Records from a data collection
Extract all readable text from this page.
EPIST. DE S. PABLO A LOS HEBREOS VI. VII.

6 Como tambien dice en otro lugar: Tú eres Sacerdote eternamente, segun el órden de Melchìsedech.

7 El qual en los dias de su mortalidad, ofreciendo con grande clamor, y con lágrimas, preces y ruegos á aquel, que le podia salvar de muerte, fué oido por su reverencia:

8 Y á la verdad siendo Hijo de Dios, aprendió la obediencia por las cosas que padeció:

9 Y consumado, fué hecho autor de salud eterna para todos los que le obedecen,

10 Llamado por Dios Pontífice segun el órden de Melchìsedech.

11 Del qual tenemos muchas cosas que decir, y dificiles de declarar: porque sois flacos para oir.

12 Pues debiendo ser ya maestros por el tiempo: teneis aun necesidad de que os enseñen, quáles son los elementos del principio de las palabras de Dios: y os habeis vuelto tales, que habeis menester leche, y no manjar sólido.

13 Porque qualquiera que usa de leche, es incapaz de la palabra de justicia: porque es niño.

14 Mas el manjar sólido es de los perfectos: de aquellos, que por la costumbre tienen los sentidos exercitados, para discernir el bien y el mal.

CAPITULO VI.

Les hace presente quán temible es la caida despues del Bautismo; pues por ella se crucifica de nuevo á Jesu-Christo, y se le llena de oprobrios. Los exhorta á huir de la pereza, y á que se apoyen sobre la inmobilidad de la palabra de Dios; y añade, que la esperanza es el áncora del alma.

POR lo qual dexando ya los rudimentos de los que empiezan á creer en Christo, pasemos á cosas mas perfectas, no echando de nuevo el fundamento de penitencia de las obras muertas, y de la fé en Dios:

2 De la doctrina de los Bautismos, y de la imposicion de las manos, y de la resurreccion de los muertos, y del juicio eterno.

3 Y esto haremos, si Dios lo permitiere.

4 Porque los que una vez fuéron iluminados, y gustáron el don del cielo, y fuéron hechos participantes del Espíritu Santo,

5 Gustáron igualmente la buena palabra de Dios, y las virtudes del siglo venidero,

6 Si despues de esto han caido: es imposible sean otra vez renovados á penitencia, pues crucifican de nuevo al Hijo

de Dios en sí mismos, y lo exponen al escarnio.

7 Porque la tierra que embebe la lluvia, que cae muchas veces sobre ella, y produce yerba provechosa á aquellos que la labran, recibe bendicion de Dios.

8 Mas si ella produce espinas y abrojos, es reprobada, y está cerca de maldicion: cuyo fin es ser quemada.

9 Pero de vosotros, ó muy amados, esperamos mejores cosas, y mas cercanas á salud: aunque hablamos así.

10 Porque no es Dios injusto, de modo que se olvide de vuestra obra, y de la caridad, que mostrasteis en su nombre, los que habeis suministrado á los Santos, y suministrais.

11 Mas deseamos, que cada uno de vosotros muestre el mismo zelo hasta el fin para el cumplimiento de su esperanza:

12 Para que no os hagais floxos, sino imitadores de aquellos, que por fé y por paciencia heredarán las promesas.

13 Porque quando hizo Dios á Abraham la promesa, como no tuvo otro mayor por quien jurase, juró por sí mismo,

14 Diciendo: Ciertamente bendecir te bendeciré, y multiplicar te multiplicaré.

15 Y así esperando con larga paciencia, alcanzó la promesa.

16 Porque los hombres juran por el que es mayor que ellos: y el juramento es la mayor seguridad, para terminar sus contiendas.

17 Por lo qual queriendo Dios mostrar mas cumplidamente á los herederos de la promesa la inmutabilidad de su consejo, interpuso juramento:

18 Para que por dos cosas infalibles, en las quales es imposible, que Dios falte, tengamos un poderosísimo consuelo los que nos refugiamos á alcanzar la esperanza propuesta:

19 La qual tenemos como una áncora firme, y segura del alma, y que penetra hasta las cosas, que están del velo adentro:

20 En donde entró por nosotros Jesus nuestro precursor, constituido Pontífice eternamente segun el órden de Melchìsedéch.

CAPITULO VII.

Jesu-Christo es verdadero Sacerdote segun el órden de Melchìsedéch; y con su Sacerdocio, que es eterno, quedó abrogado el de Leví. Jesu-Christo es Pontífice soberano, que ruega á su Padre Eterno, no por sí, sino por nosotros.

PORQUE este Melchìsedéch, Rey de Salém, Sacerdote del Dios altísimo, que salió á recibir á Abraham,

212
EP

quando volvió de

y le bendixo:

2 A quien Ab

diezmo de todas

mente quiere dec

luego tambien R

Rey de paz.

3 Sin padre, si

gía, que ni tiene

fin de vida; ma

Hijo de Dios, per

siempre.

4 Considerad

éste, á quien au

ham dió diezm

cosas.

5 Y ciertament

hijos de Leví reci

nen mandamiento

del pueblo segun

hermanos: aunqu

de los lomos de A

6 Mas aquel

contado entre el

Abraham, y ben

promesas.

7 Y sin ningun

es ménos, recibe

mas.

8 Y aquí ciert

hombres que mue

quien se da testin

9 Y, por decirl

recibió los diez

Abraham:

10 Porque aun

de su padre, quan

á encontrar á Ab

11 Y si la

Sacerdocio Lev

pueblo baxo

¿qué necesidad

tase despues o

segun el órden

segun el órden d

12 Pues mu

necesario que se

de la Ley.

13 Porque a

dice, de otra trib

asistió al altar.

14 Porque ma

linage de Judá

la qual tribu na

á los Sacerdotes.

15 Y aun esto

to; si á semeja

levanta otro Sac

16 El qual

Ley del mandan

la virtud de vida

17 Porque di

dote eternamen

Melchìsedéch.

● **EXERCISE BRIEF**
Each line holding "despues" must be found and copied.

● **ANSWER TO THIS PROBLEM**
Les hace presente quán temible es la caida despues del Bautismo; pues por ella se crucifica de nuevo á Jesu-Christo, y se le llena de oprobrios. Los exhorta á huir de la pereza, y á que se apoyen sobre la inmobilidad de la palabra de Dios; y añade, que la esperanza es el áncora del alma.
6 Si despues de esto han caido: es imposible sean otra vez renovados á penitencia, pues crucifican de nuevo al Hijo
tase despues o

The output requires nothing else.